Check each line of the listing for the string "kepada", count the lines that have it, and answer with that number only.

## BEGIN RAW DATA

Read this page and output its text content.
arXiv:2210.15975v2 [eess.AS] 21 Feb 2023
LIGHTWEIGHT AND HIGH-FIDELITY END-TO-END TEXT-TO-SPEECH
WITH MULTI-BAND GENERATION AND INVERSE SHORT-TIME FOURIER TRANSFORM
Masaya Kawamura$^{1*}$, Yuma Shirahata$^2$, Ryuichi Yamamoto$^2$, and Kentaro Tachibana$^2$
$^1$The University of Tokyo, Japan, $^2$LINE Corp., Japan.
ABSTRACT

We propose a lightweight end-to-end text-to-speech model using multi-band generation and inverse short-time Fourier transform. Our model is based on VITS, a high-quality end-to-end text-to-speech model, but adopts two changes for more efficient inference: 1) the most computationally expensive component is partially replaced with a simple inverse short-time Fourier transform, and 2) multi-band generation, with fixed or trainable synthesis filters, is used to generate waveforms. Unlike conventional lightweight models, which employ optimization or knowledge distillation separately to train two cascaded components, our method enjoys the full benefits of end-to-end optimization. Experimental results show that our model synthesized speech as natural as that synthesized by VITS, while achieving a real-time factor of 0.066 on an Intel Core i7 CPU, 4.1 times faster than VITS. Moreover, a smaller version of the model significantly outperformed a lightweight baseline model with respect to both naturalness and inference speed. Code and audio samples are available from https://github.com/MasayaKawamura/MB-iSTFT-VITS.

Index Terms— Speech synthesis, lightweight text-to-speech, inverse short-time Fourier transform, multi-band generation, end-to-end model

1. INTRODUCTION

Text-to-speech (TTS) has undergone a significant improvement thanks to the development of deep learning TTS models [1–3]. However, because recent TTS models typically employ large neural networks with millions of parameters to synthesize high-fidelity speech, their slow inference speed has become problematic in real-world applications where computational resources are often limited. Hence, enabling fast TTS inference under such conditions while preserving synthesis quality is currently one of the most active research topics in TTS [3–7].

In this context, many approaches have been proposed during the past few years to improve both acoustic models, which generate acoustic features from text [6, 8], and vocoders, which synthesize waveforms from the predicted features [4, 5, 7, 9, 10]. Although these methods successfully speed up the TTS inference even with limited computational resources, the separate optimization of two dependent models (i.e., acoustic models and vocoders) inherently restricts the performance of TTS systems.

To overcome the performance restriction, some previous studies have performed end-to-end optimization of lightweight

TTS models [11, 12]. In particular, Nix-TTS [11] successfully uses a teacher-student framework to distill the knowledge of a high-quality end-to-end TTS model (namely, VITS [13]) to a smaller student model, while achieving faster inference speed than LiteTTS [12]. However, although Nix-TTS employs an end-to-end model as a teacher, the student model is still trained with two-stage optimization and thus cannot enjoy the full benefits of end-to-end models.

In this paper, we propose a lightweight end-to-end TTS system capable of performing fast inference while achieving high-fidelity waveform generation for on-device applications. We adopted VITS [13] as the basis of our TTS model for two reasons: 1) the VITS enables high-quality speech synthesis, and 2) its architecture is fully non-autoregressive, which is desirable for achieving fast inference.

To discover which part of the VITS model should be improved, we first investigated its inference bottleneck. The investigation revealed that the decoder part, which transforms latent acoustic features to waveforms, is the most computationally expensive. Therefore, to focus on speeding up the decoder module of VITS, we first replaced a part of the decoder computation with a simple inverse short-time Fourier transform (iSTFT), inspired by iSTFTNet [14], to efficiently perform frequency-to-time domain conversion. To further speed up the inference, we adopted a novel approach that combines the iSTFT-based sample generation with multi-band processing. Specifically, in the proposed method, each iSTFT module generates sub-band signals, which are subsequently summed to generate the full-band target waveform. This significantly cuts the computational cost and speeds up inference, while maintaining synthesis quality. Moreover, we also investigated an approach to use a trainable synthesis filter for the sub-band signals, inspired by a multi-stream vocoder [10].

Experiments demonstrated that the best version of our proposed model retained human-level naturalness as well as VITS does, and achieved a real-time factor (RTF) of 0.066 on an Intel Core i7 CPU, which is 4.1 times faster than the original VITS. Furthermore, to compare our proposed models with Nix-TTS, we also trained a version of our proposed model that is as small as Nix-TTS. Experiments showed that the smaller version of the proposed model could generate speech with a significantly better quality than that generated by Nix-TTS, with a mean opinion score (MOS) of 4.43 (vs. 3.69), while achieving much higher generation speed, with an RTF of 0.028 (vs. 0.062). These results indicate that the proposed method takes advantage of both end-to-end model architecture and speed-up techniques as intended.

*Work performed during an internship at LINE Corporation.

## END RAW DATA
## BEGIN RAW DATA

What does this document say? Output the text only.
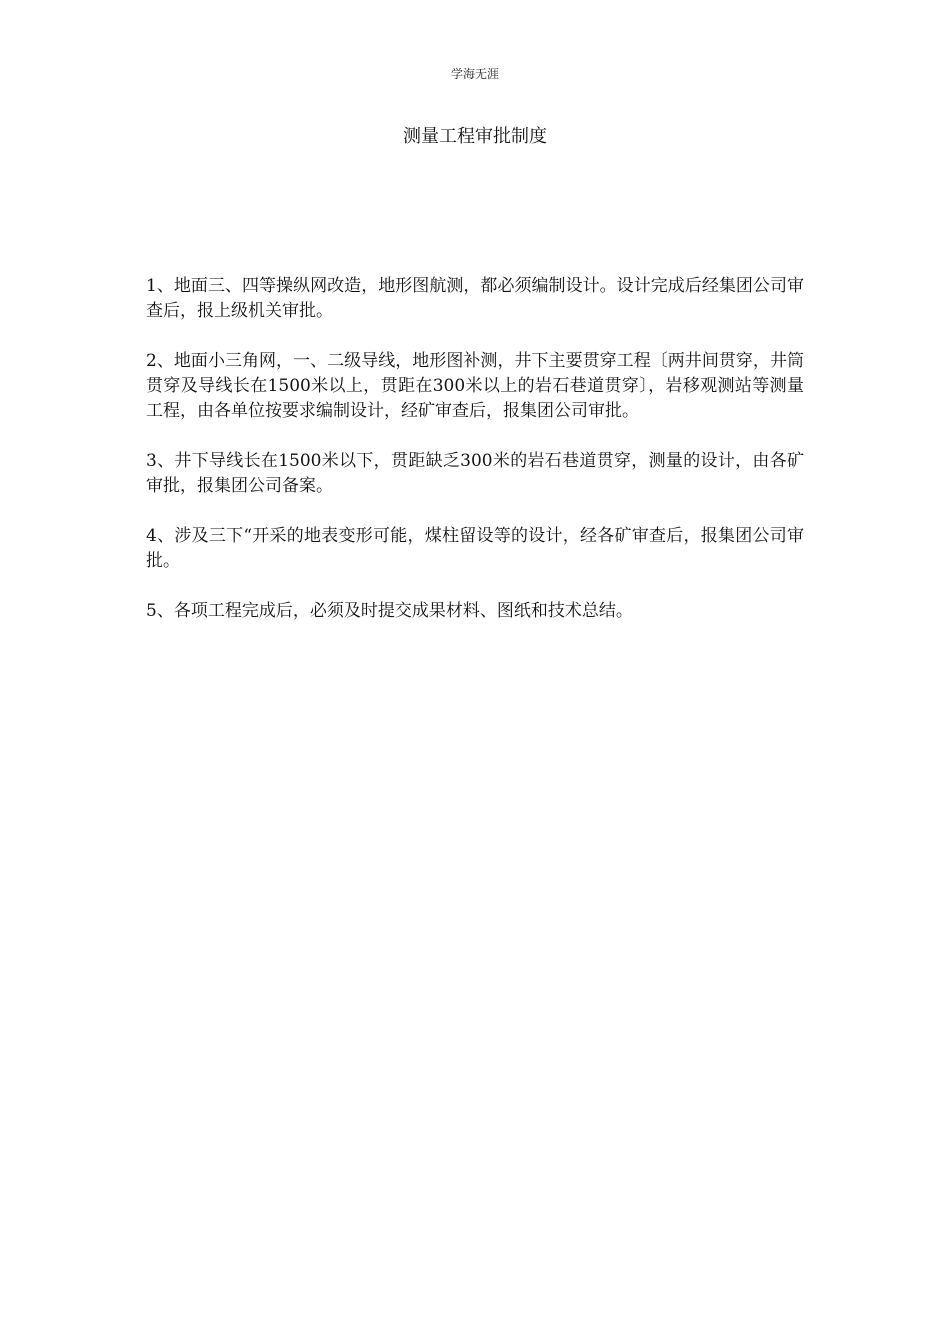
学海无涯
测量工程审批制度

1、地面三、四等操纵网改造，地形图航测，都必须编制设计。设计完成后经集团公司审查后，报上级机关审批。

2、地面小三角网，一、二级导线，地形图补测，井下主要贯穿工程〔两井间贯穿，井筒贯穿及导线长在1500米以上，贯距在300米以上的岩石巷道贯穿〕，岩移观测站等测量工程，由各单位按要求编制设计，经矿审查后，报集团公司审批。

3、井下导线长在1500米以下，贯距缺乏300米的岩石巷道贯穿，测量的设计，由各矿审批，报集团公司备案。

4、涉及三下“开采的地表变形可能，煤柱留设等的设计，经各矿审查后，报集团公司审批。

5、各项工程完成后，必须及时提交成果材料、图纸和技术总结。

## END RAW DATA
## BEGIN RAW DATA

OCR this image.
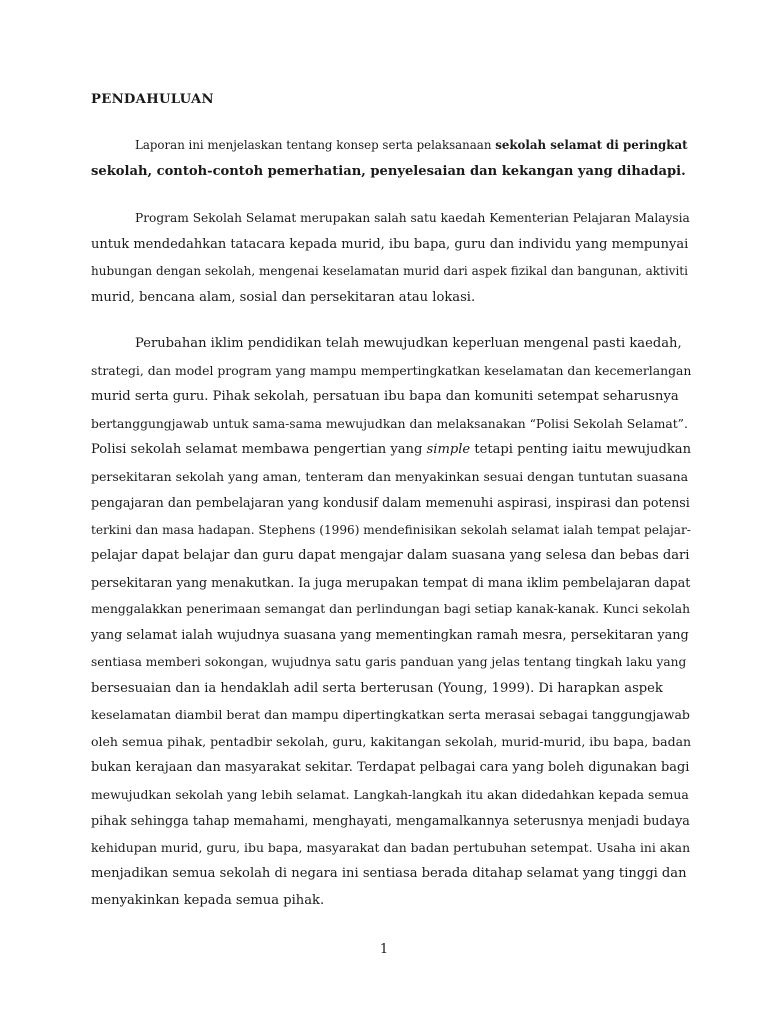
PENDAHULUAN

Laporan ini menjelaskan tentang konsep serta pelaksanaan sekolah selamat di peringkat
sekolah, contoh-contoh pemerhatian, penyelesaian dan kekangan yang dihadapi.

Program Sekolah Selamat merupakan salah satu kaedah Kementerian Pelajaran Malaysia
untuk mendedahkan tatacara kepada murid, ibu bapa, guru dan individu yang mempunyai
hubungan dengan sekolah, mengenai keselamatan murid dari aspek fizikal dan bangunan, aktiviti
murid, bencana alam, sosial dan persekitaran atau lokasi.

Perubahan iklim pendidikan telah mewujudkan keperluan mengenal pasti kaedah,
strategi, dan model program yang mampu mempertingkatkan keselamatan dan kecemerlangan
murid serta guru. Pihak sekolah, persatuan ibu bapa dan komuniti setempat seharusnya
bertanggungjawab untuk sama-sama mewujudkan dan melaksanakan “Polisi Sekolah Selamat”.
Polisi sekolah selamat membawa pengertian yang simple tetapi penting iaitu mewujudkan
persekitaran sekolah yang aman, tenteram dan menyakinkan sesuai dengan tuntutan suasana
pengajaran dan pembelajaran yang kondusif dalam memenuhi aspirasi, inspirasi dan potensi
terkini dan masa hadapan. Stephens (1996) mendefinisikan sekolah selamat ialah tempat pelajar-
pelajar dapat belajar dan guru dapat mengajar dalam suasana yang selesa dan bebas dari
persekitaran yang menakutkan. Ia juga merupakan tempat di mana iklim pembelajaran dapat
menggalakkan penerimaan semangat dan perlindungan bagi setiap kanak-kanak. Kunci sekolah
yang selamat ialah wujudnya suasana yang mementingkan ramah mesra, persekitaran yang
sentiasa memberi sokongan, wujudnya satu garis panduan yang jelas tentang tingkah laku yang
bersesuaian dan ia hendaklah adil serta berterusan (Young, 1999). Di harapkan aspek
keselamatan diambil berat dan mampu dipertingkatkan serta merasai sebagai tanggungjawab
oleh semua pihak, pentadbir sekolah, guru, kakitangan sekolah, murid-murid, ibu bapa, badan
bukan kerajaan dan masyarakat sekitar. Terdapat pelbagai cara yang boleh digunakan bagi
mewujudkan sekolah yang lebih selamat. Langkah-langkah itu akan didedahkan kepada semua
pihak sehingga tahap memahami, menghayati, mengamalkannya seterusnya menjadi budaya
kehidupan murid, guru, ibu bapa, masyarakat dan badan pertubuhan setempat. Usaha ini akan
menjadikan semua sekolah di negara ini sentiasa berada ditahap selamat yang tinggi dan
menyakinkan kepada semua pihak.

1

## END RAW DATA

WRITTEN SOLUTION:
3